§ **Parts of the exercise**
(A) In the article about the Rook armored vehicle, how many people fit on each of the rear and front armored deployment platforms?
(B) Write the next part of the article about the Rook armored vehicle, starting after its final sentence.

Heavy duty armored vehicles are making sense to more law enforcement agencies as they respond to an ever-increasing number of active shooter situations and circumstances where suspects are armed-to-the-teeth. Slowly, this one-time niche industry is picking up speed. And some manufacturers are getting creative. The company Ring Power in St. Augustine, Florida makes an Armored Critical Incident Vehicle that’s smaller in size but still heavy duty. The Rook comes with several attachments that can be purchased as a package. Teams are using the vehicle for barricade and crowd control scenarios in particular.

With the Rook officers can pull up onsite and maintain cover. “They can approach a house or go through a mall and they don’t have to expose themselves,” says Shaun Mitchell, assistant vice president and general manager of Tactical Solutions and Ring Power.

The vehicle’s low ground pressure maneuvers it to the backside of houses, down stairs or through narrow hallways. When it’s not being used for SWAT purposes the Rook can move cars (forklift-style) or help with storm cleanup…operators could even hook a snow blower to it to clear roads. The machine itself holds one person, but the company also has rear and front armored deployment platforms that fit five a-piece. The armored platform elevates and is capable of doing second-story entries.

“Say you’ve got a rural area where there’s a house and no cover anywhere. You can take that platform, drop it off and have a team right next to a situation behind Level 4 armor,” says Mitchell.

Rook is on its fourth-generation of design and each vehicle is custom-built. Users recently requested tapered sides on the platform, slide-in side panels, more glass and better visibility. The company has also added a gas-deployment system.

It’s wired for investigating, too. Lowlight, infrared cameras on the vehicle transmit video feed back to command center. There’s one camera inside the machine, two in the front of the platform, and then five on the end of the ram: top, bottom, sides and an infrared in the front.

Pennsylvania State police recently purchased two Rooks. Says Mitchell, “We’re re-designing one of the escape hatches to make for an easier exit; if they had to exit the machine it’s actually an exit and a shooting point. But yes, we’re always innovating, trying to make it better.” He’s noticed a jump in law enforcement customers despite being a fairly new company.

§ **Data to examine**
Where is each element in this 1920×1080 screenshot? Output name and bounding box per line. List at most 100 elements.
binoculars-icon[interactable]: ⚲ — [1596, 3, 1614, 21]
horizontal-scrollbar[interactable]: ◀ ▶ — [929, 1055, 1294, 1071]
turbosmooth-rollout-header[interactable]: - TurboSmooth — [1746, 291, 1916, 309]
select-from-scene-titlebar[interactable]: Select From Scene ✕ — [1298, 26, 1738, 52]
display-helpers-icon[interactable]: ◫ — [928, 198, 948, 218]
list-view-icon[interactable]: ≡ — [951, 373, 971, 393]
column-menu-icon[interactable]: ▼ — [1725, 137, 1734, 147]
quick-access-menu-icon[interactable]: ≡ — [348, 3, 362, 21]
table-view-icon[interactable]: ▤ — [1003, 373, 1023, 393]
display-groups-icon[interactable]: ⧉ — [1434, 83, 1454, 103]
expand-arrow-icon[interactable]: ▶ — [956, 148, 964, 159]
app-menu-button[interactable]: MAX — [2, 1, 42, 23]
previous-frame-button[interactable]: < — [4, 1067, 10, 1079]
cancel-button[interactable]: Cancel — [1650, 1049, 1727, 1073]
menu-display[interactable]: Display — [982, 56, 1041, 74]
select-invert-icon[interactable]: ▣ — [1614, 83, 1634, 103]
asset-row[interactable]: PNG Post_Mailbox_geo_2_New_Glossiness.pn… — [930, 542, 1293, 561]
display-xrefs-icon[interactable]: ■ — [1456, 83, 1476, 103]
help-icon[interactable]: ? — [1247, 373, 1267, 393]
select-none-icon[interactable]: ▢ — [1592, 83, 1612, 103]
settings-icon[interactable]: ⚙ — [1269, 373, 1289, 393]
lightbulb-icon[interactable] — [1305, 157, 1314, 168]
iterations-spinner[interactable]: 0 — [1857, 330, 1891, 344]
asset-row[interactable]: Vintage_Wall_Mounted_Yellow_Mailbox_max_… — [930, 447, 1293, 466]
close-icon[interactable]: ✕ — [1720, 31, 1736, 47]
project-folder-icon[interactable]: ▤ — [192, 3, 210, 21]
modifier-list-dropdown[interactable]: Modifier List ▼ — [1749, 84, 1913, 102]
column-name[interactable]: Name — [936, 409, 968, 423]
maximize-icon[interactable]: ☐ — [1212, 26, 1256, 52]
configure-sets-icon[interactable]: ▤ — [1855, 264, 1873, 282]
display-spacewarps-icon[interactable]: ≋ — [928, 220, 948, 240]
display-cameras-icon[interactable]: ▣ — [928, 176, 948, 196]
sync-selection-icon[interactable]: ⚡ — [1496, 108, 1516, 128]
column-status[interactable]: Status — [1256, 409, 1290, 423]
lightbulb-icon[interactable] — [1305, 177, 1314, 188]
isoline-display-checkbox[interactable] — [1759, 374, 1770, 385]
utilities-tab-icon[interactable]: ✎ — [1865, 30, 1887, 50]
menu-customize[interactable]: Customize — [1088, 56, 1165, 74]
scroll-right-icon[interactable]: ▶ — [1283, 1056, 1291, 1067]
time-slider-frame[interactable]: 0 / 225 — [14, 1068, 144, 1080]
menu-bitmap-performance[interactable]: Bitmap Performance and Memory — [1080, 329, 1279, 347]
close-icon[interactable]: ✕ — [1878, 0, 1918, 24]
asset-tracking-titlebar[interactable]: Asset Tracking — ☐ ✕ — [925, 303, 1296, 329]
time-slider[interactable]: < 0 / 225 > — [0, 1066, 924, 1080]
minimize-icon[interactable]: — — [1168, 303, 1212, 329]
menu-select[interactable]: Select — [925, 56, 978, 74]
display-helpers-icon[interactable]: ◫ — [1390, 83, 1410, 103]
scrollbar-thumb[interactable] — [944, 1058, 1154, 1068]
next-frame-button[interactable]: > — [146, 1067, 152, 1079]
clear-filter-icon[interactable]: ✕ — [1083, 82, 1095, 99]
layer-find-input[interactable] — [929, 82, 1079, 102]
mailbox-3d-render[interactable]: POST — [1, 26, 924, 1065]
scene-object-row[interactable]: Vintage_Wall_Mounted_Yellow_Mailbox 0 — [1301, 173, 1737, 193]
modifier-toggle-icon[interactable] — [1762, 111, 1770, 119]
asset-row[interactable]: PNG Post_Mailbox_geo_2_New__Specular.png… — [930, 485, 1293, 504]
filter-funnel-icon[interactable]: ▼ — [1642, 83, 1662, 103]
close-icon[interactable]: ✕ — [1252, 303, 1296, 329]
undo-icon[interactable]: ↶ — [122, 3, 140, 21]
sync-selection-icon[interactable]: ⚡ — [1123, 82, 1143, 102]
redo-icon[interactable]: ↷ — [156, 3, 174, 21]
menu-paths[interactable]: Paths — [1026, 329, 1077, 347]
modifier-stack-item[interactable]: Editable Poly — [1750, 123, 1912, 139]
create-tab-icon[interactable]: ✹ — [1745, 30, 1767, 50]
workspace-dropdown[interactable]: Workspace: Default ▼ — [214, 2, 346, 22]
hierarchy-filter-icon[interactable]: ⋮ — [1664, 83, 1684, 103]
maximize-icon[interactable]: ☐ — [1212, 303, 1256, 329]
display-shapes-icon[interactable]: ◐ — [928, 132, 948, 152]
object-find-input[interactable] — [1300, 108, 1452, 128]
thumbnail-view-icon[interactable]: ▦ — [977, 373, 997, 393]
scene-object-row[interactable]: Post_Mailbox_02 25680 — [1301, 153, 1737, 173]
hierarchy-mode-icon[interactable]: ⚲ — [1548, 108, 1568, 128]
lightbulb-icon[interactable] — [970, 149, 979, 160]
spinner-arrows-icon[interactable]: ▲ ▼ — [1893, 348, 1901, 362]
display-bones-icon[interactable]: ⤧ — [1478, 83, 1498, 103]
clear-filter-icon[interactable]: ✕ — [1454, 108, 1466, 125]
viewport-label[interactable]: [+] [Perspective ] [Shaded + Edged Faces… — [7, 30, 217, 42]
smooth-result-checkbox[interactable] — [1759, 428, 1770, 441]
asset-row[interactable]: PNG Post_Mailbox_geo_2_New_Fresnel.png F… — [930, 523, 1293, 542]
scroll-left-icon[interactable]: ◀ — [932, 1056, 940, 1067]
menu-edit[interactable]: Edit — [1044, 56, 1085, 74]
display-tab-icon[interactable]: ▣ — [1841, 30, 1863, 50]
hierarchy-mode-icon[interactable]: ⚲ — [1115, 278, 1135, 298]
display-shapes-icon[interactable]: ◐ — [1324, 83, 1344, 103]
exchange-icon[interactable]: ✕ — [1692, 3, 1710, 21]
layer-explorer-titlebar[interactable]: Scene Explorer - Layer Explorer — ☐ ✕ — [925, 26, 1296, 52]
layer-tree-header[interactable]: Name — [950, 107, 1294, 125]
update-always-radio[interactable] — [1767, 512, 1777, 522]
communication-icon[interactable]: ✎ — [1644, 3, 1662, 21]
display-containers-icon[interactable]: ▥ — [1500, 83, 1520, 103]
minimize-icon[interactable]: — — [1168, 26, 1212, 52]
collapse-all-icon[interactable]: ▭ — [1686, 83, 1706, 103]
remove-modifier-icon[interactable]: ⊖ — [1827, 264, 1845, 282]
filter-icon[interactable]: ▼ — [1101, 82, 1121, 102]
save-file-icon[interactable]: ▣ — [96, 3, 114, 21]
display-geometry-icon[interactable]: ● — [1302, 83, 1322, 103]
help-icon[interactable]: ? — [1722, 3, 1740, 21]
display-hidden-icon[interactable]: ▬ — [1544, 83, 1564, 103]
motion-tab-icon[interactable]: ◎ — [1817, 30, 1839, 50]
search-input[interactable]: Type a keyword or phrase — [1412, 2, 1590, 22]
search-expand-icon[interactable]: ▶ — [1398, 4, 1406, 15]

§ **Results of the exercise**
(A) Five on each platform.

(B)
Assess your needs

The rules of tactical response are changing. Light says his business was very niche in the beginning, but with each year that passes armored vehicles become standard operating procedure. “The days of running up to a door with a shield on your arm…are over. You don’t have to do that anymore. You don’t have to put yourself in harm’s way like that. These truck allow these guys to respond to situations in a different tactical way that keeps them safe. They bring these incidents to a resolution peacefully, without getting anyone injured.”

Lamb and Colwin firmly believe the rescue portion of their operation would not have been as successful without the tires. More than that, Lamb believes the vehicle saved lives.
“There’s absolutely no doubt in my mind. I reached out to the foundation…and I said I can’t prove this, but I’m pretty sure you saved lives on December 9.”

Chief Lamb looked as his agencies needs in strategic planning and decided this was one piece of equipment worth its cost. Less than three years ago his agency lost an officer who was feloniously shot and killed. Not far from home, cities Brookfield and Oak Creek saw a fair share of active shooter incidents in a relatively short period of time. For Lamb, it just made sense.

“The simple fact of the matter is, we don’t have the luxury of hoping for the best. We need to prepare for the worst. The simple fact is, you can hardly turn on the news, or log on and read the news, without reading about some type of tragic active shooter situation somewhere in the United States on what seems like a weekly or in some instances, near daily basis.

“Every chief or sheriff needs to decide what’s best for their community. We just determined that based on…some experiences but also perceived threats, it was a resource we had to pursue and we were fortunate enough to get it.”